--- Supplied material ---

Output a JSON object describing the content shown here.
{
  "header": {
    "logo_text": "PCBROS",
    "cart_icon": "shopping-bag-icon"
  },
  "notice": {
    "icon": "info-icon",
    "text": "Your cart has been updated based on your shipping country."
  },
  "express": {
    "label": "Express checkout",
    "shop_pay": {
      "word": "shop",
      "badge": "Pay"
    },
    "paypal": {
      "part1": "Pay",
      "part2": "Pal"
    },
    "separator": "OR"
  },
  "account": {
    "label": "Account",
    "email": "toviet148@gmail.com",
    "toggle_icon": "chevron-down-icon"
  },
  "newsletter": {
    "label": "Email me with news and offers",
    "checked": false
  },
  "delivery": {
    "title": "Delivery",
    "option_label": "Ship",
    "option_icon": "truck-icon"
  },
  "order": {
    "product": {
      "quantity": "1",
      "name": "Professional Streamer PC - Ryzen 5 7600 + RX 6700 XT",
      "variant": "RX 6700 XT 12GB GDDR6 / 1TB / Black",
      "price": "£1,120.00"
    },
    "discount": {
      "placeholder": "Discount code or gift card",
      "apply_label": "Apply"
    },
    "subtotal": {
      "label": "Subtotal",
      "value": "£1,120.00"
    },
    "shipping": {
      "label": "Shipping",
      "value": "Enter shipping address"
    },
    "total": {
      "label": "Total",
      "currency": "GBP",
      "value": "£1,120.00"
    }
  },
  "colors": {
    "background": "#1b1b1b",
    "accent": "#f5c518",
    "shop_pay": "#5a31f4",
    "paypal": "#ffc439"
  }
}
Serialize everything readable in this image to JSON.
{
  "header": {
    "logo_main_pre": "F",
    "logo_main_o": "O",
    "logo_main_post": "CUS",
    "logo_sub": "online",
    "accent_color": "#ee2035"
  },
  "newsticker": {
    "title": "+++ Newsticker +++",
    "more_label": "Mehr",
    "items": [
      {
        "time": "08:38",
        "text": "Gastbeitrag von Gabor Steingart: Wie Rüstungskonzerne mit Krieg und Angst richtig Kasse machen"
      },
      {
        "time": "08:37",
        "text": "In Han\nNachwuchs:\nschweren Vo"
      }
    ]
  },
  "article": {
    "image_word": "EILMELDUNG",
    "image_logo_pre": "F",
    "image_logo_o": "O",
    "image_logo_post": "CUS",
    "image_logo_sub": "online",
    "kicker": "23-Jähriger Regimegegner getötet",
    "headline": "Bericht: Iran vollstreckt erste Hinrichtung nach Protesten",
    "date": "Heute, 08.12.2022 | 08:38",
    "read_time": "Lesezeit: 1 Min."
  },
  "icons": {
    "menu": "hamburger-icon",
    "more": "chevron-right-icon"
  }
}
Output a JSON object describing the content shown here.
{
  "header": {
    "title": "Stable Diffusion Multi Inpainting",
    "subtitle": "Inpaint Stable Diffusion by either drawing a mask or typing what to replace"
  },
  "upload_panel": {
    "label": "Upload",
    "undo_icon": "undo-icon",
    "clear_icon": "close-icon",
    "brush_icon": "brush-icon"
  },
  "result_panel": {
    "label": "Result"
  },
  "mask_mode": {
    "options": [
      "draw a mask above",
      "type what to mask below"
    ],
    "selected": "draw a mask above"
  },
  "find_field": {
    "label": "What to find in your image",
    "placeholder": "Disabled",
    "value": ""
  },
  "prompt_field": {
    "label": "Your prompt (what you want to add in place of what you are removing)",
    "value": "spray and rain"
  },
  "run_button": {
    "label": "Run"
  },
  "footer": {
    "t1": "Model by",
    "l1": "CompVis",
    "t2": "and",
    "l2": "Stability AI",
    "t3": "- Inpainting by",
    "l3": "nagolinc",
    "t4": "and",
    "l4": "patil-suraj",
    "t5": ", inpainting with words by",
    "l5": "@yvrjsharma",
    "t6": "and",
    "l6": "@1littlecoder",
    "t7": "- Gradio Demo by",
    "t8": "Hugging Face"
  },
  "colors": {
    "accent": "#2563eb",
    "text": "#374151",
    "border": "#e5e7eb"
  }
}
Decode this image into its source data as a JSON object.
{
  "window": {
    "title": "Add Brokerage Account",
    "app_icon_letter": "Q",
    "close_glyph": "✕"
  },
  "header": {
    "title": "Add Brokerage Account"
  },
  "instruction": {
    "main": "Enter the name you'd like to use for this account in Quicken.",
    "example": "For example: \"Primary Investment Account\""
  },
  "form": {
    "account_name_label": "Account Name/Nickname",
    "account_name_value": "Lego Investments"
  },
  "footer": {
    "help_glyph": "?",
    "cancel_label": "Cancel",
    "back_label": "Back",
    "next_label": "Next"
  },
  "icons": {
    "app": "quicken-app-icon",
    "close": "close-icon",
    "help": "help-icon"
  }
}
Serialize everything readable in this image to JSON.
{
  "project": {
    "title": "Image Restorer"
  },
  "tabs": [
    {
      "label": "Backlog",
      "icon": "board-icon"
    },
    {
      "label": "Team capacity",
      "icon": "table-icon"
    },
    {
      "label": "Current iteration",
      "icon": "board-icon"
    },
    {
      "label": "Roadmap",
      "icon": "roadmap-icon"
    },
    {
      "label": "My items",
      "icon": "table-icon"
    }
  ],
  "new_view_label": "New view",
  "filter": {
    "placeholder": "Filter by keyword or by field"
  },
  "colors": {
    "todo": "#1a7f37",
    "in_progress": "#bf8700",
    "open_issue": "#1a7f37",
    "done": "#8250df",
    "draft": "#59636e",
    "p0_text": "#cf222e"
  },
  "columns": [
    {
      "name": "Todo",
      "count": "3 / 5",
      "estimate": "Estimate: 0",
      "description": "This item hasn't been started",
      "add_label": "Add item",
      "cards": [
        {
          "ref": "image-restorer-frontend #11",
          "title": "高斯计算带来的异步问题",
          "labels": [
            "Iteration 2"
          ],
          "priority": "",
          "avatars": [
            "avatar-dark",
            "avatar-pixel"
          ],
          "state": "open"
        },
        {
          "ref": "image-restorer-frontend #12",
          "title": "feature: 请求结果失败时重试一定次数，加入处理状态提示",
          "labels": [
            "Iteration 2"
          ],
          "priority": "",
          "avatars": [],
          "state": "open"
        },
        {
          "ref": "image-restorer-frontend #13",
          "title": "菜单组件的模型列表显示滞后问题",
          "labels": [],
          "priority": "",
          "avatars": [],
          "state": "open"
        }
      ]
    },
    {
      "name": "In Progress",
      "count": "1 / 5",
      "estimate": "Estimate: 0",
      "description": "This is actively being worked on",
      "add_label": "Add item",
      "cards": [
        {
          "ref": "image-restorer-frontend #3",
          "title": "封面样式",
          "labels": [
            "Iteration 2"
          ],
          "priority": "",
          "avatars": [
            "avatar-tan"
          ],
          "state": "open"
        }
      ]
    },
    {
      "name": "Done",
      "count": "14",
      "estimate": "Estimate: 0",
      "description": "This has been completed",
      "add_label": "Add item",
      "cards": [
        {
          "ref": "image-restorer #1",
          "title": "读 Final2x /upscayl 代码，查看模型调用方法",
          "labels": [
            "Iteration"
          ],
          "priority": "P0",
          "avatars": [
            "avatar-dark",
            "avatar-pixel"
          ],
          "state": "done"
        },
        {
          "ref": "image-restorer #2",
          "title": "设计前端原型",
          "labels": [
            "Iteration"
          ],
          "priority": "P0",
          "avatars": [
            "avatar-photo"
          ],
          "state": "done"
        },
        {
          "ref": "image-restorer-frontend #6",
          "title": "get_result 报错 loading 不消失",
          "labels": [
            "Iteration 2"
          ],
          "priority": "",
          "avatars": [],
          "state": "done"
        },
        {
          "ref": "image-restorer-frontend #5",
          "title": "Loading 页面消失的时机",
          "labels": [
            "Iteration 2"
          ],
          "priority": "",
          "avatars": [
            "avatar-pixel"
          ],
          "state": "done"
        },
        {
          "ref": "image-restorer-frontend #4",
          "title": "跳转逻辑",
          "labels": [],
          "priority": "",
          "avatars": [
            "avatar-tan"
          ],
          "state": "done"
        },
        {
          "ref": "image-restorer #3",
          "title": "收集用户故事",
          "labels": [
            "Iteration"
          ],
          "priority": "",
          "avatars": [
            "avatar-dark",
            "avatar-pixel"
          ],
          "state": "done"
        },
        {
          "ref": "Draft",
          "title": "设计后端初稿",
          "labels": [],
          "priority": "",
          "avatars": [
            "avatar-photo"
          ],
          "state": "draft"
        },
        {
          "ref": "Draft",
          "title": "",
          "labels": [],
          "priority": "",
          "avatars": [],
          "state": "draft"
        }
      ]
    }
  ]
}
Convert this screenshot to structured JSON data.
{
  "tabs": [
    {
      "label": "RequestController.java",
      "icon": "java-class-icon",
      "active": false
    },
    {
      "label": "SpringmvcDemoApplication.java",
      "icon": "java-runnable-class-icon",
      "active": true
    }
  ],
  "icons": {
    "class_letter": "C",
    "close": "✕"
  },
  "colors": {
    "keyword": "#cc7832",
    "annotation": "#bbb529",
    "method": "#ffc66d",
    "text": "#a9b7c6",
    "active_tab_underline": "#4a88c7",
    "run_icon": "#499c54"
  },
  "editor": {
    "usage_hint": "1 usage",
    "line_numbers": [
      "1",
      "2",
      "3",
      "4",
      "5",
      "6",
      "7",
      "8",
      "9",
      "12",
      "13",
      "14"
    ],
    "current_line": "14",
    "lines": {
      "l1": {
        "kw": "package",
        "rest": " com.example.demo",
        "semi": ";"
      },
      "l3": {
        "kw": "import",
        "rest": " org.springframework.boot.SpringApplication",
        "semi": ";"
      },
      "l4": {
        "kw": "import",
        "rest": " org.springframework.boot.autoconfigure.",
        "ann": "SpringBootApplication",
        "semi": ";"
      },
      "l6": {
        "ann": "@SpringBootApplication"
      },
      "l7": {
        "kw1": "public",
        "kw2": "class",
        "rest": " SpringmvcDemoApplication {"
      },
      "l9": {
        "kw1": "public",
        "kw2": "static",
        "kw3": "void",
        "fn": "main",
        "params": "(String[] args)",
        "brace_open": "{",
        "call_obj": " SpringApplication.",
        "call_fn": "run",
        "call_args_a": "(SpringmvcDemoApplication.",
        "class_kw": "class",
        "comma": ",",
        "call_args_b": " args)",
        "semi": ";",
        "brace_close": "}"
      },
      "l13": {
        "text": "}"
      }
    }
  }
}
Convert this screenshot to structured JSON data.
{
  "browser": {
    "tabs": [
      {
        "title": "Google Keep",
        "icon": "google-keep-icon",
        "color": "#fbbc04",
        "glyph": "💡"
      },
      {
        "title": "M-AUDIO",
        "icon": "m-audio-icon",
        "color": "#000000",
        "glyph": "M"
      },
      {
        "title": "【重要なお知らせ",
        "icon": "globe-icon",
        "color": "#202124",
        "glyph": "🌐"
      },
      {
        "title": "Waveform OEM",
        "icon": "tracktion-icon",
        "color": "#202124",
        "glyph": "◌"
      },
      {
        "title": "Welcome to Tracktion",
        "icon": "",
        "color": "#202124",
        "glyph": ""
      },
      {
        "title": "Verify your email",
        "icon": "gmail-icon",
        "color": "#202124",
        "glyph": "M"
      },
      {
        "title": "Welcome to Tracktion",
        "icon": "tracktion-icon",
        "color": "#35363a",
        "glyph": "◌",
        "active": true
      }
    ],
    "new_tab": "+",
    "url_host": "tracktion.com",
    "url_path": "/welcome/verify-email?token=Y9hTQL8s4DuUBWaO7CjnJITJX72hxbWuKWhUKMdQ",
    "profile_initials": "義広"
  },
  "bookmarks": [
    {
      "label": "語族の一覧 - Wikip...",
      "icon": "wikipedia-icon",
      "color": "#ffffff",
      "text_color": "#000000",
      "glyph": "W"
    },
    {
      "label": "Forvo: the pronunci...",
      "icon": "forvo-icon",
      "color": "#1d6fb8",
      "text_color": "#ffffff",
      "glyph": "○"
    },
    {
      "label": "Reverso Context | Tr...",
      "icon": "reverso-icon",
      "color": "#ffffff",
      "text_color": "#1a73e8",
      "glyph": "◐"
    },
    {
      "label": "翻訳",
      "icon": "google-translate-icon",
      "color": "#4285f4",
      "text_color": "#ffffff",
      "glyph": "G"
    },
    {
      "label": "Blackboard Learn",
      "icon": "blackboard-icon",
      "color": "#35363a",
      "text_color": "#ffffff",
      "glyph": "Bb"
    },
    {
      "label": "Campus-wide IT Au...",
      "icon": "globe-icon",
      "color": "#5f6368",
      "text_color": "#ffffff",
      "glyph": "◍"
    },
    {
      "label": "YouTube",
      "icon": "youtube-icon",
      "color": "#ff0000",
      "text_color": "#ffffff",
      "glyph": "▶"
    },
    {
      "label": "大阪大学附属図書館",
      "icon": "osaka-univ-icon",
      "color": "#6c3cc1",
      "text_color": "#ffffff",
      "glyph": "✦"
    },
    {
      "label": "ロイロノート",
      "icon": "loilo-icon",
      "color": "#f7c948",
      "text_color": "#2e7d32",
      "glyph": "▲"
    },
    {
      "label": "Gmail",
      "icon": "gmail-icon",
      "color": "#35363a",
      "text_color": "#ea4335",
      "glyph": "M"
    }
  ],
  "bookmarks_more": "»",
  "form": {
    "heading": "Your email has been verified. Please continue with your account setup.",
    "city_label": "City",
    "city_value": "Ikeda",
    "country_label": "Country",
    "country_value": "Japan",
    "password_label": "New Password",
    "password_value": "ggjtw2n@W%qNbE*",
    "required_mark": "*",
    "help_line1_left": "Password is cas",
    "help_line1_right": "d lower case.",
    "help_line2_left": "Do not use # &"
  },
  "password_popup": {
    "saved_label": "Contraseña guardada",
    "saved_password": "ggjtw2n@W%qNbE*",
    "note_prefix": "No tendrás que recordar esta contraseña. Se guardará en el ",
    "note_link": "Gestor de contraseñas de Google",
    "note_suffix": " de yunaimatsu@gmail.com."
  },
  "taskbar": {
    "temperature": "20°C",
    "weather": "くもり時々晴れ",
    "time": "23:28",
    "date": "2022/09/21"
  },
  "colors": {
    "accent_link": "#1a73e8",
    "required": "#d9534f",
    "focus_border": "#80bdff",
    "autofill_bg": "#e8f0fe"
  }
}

---

### Required task
Locate the lines above that contain "online" and copy them.

### Full answer
    "logo_sub": "online",
    "image_logo_sub": "online",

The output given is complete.